PROBLEM STATEMENT: Compile every line that includes the word "larges".

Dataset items

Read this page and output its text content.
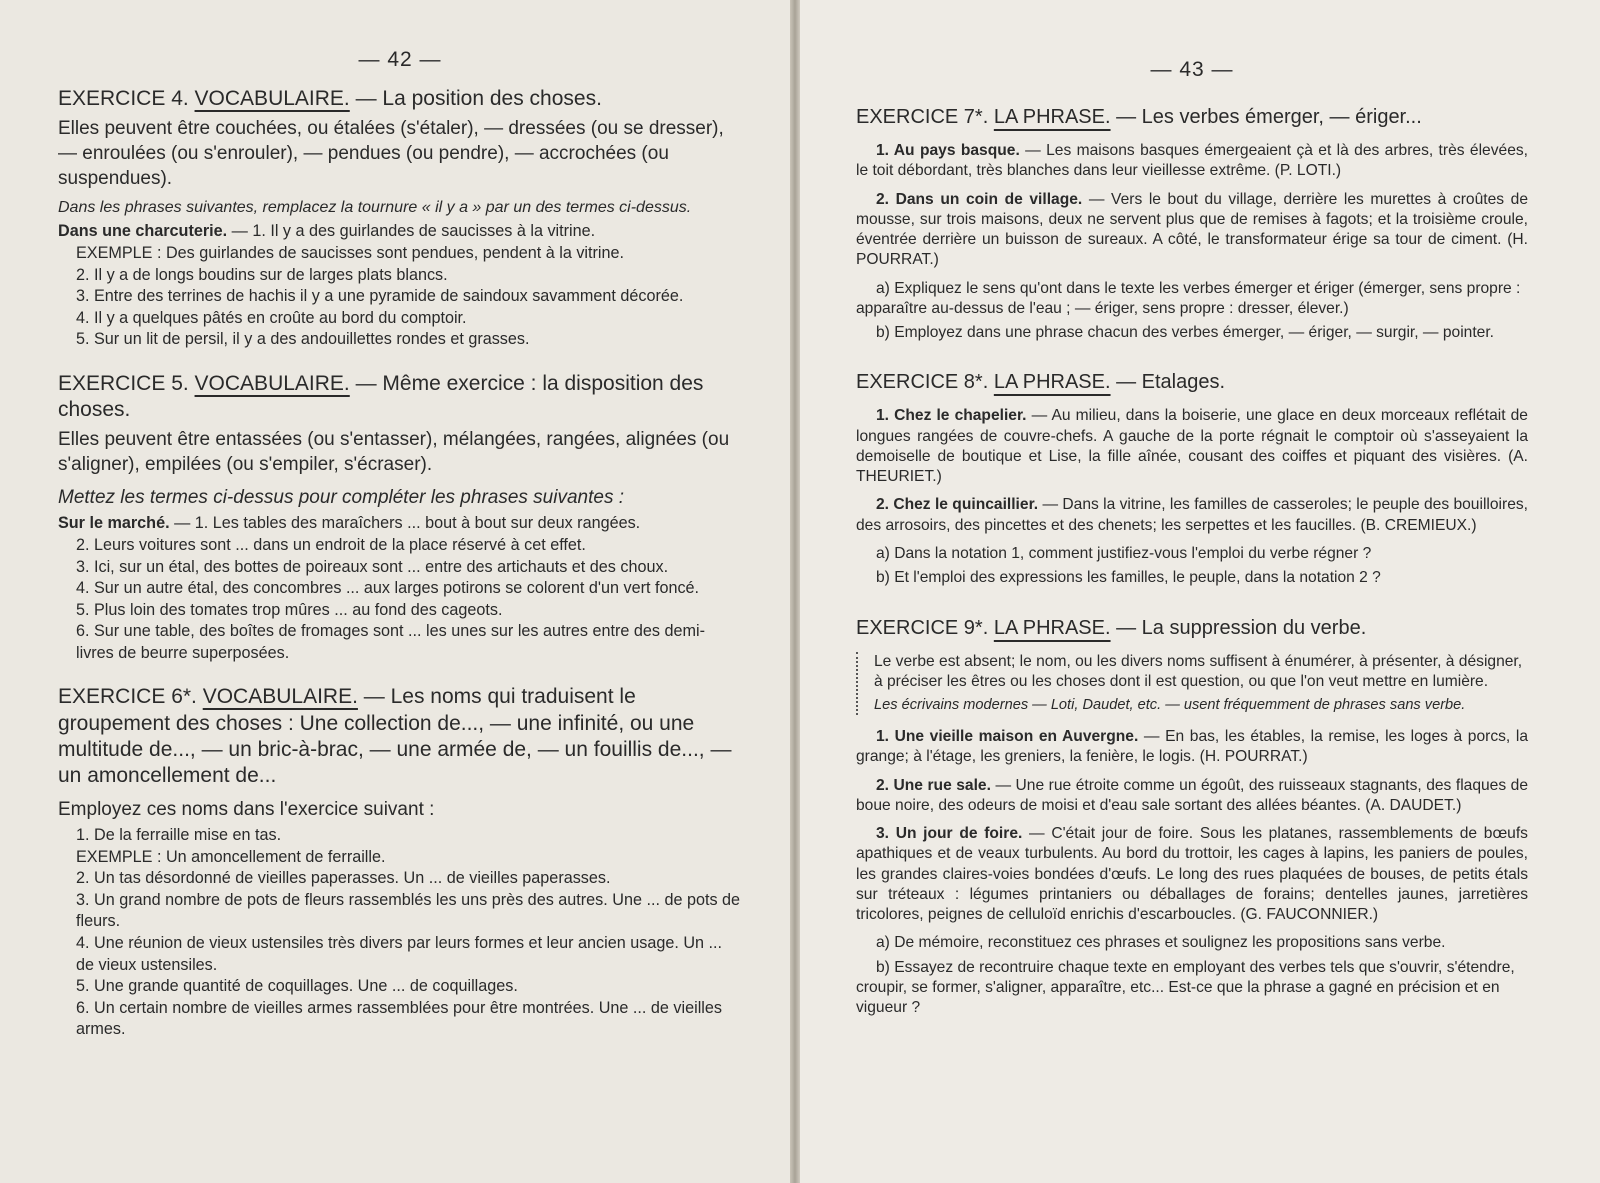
— 42 —
EXERCICE 4. VOCABULAIRE. — La position des choses.

Elles peuvent être couchées, ou étalées (s'étaler), — dressées (ou se dresser), — enroulées (ou s'enrouler), — pendues (ou pendre), — accrochées (ou suspendues).

Dans les phrases suivantes, remplacez la tournure « il y a » par un des termes ci-dessus.

Dans une charcuterie. — 1. Il y a des guirlandes de saucisses à la vitrine.

EXEMPLE : Des guirlandes de saucisses sont pendues, pendent à la vitrine.

2. Il y a de longs boudins sur de larges plats blancs.

3. Entre des terrines de hachis il y a une pyramide de saindoux savamment décorée.

4. Il y a quelques pâtés en croûte au bord du comptoir.

5. Sur un lit de persil, il y a des andouillettes rondes et grasses.

EXERCICE 5. VOCABULAIRE. — Même exercice : la disposition des choses.

Elles peuvent être entassées (ou s'entasser), mélangées, rangées, alignées (ou s'aligner), empilées (ou s'empiler, s'écraser).

Mettez les termes ci-dessus pour compléter les phrases suivantes :

Sur le marché. — 1. Les tables des maraîchers ... bout à bout sur deux rangées.

2. Leurs voitures sont ... dans un endroit de la place réservé à cet effet.

3. Ici, sur un étal, des bottes de poireaux sont ... entre des artichauts et des choux.

4. Sur un autre étal, des concombres ... aux larges potirons se colorent d'un vert foncé.

5. Plus loin des tomates trop mûres ... au fond des cageots.

6. Sur une table, des boîtes de fromages sont ... les unes sur les autres entre des demi-livres de beurre superposées.

EXERCICE 6*. VOCABULAIRE. — Les noms qui traduisent le groupement des choses : Une collection de..., — une infinité, ou une multitude de..., — un bric-à-brac, — une armée de, — un fouillis de..., — un amoncellement de...

Employez ces noms dans l'exercice suivant :

1. De la ferraille mise en tas.

EXEMPLE : Un amoncellement de ferraille.

2. Un tas désordonné de vieilles paperasses. Un ... de vieilles paperasses.

3. Un grand nombre de pots de fleurs rassemblés les uns près des autres. Une ... de pots de fleurs.

4. Une réunion de vieux ustensiles très divers par leurs formes et leur ancien usage. Un ... de vieux ustensiles.

5. Une grande quantité de coquillages. Une ... de coquillages.

6. Un certain nombre de vieilles armes rassemblées pour être montrées. Une ... de vieilles armes.

— 43 —
EXERCICE 7*. LA PHRASE. — Les verbes émerger, — ériger...

1. Au pays basque. — Les maisons basques émergeaient çà et là des arbres, très élevées, le toit débordant, très blanches dans leur vieillesse extrême. (P. LOTI.)

2. Dans un coin de village. — Vers le bout du village, derrière les murettes à croûtes de mousse, sur trois maisons, deux ne servent plus que de remises à fagots; et la troisième croule, éventrée derrière un buisson de sureaux. A côté, le transformateur érige sa tour de ciment. (H. POURRAT.)

a) Expliquez le sens qu'ont dans le texte les verbes émerger et ériger (émerger, sens propre : apparaître au-dessus de l'eau ; — ériger, sens propre : dresser, élever.)

b) Employez dans une phrase chacun des verbes émerger, — ériger, — surgir, — pointer.

EXERCICE 8*. LA PHRASE. — Etalages.

1. Chez le chapelier. — Au milieu, dans la boiserie, une glace en deux morceaux reflétait de longues rangées de couvre-chefs. A gauche de la porte régnait le comptoir où s'asseyaient la demoiselle de boutique et Lise, la fille aînée, cousant des coiffes et piquant des visières. (A. THEURIET.)

2. Chez le quincaillier. — Dans la vitrine, les familles de casseroles; le peuple des bouilloires, des arrosoirs, des pincettes et des chenets; les serpettes et les faucilles. (B. CREMIEUX.)

a) Dans la notation 1, comment justifiez-vous l'emploi du verbe régner ?

b) Et l'emploi des expressions les familles, le peuple, dans la notation 2 ?

EXERCICE 9*. LA PHRASE. — La suppression du verbe.

Le verbe est absent; le nom, ou les divers noms suffisent à énumérer, à présenter, à désigner, à préciser les êtres ou les choses dont il est question, ou que l'on veut mettre en lumière.

Les écrivains modernes — Loti, Daudet, etc. — usent fréquemment de phrases sans verbe.

1. Une vieille maison en Auvergne. — En bas, les étables, la remise, les loges à porcs, la grange; à l'étage, les greniers, la fenière, le logis. (H. POURRAT.)

2. Une rue sale. — Une rue étroite comme un égoût, des ruisseaux stagnants, des flaques de boue noire, des odeurs de moisi et d'eau sale sortant des allées béantes. (A. DAUDET.)

3. Un jour de foire. — C'était jour de foire. Sous les platanes, rassemblements de bœufs apathiques et de veaux turbulents. Au bord du trottoir, les cages à lapins, les paniers de poules, les grandes claires-voies bondées d'œufs. Le long des rues plaquées de bouses, de petits étals sur tréteaux : légumes printaniers ou déballages de forains; dentelles jaunes, jarretières tricolores, peignes de celluloïd enrichis d'escarboucles. (G. FAUCONNIER.)

a) De mémoire, reconstituez ces phrases et soulignez les propositions sans verbe.

b) Essayez de recontruire chaque texte en employant des verbes tels que s'ouvrir, s'étendre, croupir, se former, s'aligner, apparaître, etc... Est-ce que la phrase a gagné en précision et en vigueur ?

COMPLETE OUTPUT:
2. Il y a de longs boudins sur de larges plats blancs.
4. Sur un autre étal, des concombres ... aux larges potirons se colorent d'un vert foncé.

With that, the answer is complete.